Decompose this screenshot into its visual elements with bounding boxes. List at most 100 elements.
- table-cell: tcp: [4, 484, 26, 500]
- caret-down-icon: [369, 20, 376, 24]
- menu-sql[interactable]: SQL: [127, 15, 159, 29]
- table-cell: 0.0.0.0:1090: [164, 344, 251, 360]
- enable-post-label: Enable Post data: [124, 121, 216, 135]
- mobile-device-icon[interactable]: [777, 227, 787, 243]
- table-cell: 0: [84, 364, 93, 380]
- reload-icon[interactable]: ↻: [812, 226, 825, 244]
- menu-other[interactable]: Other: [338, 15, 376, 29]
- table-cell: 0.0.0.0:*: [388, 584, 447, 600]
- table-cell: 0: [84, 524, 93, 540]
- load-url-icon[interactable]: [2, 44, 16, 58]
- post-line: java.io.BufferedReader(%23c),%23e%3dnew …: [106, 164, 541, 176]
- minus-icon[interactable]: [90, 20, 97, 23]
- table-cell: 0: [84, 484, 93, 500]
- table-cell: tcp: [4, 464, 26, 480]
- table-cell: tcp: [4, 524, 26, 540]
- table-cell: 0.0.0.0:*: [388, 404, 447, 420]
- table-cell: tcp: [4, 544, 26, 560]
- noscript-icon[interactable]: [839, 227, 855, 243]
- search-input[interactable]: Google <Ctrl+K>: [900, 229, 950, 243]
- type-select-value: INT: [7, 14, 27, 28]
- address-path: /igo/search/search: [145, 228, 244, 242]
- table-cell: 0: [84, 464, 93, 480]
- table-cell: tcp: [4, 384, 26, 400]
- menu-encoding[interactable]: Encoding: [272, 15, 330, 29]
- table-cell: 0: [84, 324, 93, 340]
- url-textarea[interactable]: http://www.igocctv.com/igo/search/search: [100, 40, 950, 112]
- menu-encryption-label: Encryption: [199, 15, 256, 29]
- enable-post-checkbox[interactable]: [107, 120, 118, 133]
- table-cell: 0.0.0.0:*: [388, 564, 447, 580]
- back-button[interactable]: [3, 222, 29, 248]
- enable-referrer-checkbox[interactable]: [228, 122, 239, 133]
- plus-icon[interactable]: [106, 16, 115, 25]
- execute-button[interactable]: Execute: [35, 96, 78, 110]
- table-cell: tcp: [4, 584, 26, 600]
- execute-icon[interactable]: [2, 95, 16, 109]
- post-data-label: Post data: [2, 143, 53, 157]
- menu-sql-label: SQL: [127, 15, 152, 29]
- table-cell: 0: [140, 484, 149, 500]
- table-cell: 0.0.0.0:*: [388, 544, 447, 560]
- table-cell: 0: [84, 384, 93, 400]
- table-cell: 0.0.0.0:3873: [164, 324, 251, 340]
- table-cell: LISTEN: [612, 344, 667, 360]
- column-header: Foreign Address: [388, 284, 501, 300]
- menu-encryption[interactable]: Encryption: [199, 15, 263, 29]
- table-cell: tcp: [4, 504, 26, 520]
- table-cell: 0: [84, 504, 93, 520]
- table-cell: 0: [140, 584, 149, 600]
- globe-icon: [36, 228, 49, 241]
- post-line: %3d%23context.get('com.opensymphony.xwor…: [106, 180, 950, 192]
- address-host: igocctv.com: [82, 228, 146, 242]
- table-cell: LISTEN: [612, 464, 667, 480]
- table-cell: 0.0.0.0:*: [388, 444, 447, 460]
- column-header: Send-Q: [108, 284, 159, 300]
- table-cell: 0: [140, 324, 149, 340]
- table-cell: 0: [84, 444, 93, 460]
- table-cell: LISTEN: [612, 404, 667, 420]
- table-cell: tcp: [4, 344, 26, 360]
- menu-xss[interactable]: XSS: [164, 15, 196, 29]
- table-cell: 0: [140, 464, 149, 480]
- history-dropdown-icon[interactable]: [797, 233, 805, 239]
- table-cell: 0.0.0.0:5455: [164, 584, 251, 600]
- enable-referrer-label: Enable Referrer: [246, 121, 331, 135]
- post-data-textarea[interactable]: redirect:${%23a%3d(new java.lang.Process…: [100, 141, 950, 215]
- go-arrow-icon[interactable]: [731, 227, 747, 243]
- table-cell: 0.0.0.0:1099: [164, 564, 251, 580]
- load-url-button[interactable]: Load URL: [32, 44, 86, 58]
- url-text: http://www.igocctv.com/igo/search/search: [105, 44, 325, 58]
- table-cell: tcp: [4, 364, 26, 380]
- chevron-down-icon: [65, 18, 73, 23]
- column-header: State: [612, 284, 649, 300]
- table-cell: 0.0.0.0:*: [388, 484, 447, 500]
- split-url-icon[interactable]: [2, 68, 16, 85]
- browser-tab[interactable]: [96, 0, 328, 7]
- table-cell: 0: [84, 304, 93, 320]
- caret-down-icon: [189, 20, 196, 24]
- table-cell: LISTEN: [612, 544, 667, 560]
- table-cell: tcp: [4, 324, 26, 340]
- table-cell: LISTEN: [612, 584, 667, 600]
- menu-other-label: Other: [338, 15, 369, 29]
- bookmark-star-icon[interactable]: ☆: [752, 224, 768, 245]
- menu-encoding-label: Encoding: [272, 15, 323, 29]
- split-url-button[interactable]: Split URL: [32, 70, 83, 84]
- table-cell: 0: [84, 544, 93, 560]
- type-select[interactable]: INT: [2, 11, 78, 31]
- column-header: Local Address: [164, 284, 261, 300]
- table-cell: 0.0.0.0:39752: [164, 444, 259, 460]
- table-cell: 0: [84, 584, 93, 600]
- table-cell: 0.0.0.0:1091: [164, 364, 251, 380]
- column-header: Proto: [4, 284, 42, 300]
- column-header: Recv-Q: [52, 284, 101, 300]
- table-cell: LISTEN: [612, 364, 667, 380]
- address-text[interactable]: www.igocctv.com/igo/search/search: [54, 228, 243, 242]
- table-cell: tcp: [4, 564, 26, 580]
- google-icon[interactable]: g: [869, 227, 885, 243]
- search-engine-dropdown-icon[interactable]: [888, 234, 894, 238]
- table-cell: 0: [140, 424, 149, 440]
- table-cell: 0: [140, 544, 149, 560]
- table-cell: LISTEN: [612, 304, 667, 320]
┄┄┄┄┄┄
Put the lines above into a JSON list of strings, one string per line, from the very first line through the line that contains "- back-button[interactable]: [3, 222, 29, 248]", including both ends. Leave out any blank lines.

* Task result *
[
  "Decompose this screenshot into its visual elements with bounding boxes. List at most 100 elements.",
  "- table-cell: tcp: [4, 484, 26, 500]",
  "- caret-down-icon: [369, 20, 376, 24]",
  "- menu-sql[interactable]: SQL: [127, 15, 159, 29]",
  "- table-cell: 0.0.0.0:1090: [164, 344, 251, 360]",
  "- enable-post-label: Enable Post data: [124, 121, 216, 135]",
  "- mobile-device-icon[interactable]: [777, 227, 787, 243]",
  "- table-cell: 0: [84, 364, 93, 380]",
  "- reload-icon[interactable]: ↻: [812, 226, 825, 244]",
  "- menu-other[interactable]: Other: [338, 15, 376, 29]",
  "- table-cell: 0.0.0.0:*: [388, 584, 447, 600]",
  "- table-cell: 0: [84, 524, 93, 540]",
  "- load-url-icon[interactable]: [2, 44, 16, 58]",
  "- post-line: java.io.BufferedReader(%23c),%23e%3dnew …: [106, 164, 541, 176]",
  "- minus-icon[interactable]: [90, 20, 97, 23]",
  "- table-cell: 0: [84, 484, 93, 500]",
  "- table-cell: tcp: [4, 464, 26, 480]",
  "- table-cell: tcp: [4, 524, 26, 540]",
  "- table-cell: 0.0.0.0:*: [388, 404, 447, 420]",
  "- table-cell: tcp: [4, 544, 26, 560]",
  "- noscript-icon[interactable]: [839, 227, 855, 243]",
  "- search-input[interactable]: Google <Ctrl+K>: [900, 229, 950, 243]",
  "- type-select-value: INT: [7, 14, 27, 28]",
  "- address-path: /igo/search/search: [145, 228, 244, 242]",
  "- table-cell: 0: [84, 464, 93, 480]",
  "- table-cell: tcp: [4, 384, 26, 400]",
  "- menu-encoding[interactable]: Encoding: [272, 15, 330, 29]",
  "- table-cell: 0: [84, 324, 93, 340]",
  "- url-textarea[interactable]: http://www.igocctv.com/igo/search/search: [100, 40, 950, 112]",
  "- menu-encryption-label: Encryption: [199, 15, 256, 29]",
  "- enable-post-checkbox[interactable]: [107, 120, 118, 133]",
  "- table-cell: 0.0.0.0:*: [388, 564, 447, 580]",
  "- back-button[interactable]: [3, 222, 29, 248]"
]